• _Passage given_:
UD English LittlePrince
Language: English (code: en)
Family: IE
This treebank has been part of Universal Dependencies since the UD v2.17 release.
The following people have contributed to making this treebank part of UD: Lori Levin, Annie Zhang, Thomas Palakapilly, Jack Sun, Larry Zhang.
Repository: UD_English-LittlePrince
Search this treebank on-line: PML-TQ
Download all treebanks: UD 2.17
License: CC BY-SA 4.0
Genre: fiction
Questions, comments? General annotation questions (either English-specific or cross-linguistic) can be raised in the main UD issue tracker. You can report bugs in this treebank in the treebank-specific issue tracker on Github. If you want to collaborate, please contact [levin (æt) andrew • cmu • edu]. Development of the treebank happens directly in the UD repository, so you may submit bug fixes as pull requests against the dev branch.
| Annotation | Source |
|---|---|
| Lemmas | annotated manually |
| UPOS | annotated manually, natively in UD style |
| XPOS | not available |
| Features | annotated manually, natively in UD style |
| Relations | annotated manually, natively in UD style |
Description
This treebank contains manually corrected Universal Dependency annotations for 500 sentences from the English translation of The Little Prince.
This treebank is based on the English translation of The Little Prince and consists of a subset of 500 sentences (validated manually). The project was undertaken by students in the 11-422 Grammar Formalisms course at Carnegie Mellon University, taught by Prof. Lori Levin, with the aim of practicing dependency parsing and analyzing linguistic structures. We used silver parses from the English Little Prince SNACS corpus (v1.0) as a base (these were the output of the Stanza parser). We sampled 500 of these sentences and manually corrected them using ArboratorGrew for easy editing. Two annotators worked on each sentence, with approximately 25% of the sentences checked by the course coordinator. The annotations follow the Universal Dependencies guidelines and have been validated for correctness and consistency.

• _Data lines_:
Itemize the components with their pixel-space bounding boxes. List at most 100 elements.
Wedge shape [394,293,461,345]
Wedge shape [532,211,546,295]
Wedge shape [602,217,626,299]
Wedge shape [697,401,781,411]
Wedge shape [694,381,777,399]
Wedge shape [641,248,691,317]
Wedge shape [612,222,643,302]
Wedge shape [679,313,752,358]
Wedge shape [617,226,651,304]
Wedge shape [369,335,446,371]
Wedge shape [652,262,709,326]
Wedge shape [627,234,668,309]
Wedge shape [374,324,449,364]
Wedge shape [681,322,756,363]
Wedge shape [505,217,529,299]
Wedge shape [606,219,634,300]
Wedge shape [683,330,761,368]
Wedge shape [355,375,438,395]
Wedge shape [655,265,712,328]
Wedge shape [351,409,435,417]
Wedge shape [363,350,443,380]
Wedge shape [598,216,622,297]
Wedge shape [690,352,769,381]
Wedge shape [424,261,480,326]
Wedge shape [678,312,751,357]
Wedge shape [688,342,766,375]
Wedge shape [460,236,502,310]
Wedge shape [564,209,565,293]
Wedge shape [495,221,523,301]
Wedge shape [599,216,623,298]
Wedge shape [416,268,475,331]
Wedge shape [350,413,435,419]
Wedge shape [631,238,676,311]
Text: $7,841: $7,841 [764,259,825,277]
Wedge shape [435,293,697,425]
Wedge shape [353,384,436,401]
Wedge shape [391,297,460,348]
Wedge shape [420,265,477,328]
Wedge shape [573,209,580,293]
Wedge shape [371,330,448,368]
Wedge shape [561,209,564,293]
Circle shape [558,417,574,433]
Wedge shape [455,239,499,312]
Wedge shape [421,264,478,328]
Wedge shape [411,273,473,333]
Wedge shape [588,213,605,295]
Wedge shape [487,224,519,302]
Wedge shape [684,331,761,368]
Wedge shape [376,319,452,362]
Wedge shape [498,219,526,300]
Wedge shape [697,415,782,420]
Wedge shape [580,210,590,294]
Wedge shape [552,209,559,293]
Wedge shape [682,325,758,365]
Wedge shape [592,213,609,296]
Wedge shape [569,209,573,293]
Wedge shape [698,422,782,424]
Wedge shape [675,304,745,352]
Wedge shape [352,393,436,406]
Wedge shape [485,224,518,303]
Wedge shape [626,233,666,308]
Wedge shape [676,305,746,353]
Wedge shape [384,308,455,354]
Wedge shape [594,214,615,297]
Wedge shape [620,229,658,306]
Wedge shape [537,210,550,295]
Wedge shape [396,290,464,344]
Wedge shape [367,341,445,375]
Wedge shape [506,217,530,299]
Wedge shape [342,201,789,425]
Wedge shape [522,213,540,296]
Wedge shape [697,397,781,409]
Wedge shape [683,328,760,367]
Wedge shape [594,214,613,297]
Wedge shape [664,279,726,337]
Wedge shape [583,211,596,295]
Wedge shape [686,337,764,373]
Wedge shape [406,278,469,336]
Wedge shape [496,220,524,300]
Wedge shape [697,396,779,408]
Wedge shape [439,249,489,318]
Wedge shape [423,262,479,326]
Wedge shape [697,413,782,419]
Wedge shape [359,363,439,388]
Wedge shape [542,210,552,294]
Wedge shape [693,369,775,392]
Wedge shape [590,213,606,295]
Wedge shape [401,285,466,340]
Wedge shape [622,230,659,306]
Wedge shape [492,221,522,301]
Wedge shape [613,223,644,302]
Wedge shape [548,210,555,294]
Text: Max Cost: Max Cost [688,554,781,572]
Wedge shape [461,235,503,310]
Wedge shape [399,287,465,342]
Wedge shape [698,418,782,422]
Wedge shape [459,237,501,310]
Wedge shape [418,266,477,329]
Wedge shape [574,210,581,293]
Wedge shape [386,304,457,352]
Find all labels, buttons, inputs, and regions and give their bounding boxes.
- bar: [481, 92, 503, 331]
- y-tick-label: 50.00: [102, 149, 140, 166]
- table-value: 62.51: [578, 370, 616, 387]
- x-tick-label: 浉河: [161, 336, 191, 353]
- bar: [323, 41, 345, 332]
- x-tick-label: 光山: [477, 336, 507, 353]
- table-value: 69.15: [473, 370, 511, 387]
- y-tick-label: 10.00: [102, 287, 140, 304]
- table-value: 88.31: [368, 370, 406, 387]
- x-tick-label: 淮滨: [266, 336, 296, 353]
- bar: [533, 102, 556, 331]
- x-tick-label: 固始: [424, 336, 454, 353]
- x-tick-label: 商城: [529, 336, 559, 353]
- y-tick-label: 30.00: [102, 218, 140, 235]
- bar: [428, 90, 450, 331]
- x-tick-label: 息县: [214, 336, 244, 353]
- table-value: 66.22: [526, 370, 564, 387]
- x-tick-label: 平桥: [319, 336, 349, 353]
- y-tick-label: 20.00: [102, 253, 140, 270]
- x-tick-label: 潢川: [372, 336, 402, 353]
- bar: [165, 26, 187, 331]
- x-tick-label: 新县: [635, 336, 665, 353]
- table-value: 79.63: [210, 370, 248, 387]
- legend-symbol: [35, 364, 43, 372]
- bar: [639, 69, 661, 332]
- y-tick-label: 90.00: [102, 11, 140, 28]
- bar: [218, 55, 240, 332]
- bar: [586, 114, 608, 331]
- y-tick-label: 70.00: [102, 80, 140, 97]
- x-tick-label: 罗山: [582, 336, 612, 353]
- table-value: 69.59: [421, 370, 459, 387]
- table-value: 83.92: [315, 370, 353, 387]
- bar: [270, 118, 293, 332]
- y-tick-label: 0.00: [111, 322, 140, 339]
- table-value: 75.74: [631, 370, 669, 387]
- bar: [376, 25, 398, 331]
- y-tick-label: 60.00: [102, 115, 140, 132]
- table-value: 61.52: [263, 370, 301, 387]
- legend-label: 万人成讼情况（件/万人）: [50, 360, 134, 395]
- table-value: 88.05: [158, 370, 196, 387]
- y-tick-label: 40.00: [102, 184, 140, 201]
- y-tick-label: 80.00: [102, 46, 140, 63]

• _Stated task_: Reproduce word for word the part of the LittlePrince treebank page above that begins at the words "UD English LittlePrince" and stops after "the dev branch.".

• _Answer for this exercise_:
UD English LittlePrince
Language: English (code: en)
Family: IE
This treebank has been part of Universal Dependencies since the UD v2.17 release.
The following people have contributed to making this treebank part of UD: Lori Levin, Annie Zhang, Thomas Palakapilly, Jack Sun, Larry Zhang.
Repository: UD_English-LittlePrince
Search this treebank on-line: PML-TQ
Download all treebanks: UD 2.17
License: CC BY-SA 4.0
Genre: fiction
Questions, comments? General annotation questions (either English-specific or cross-linguistic) can be raised in the main UD issue tracker. You can report bugs in this treebank in the treebank-specific issue tracker on Github. If you want to collaborate, please contact [levin (æt) andrew • cmu • edu]. Development of the treebank happens directly in the UD repository, so you may submit bug fixes as pull requests against the dev branch.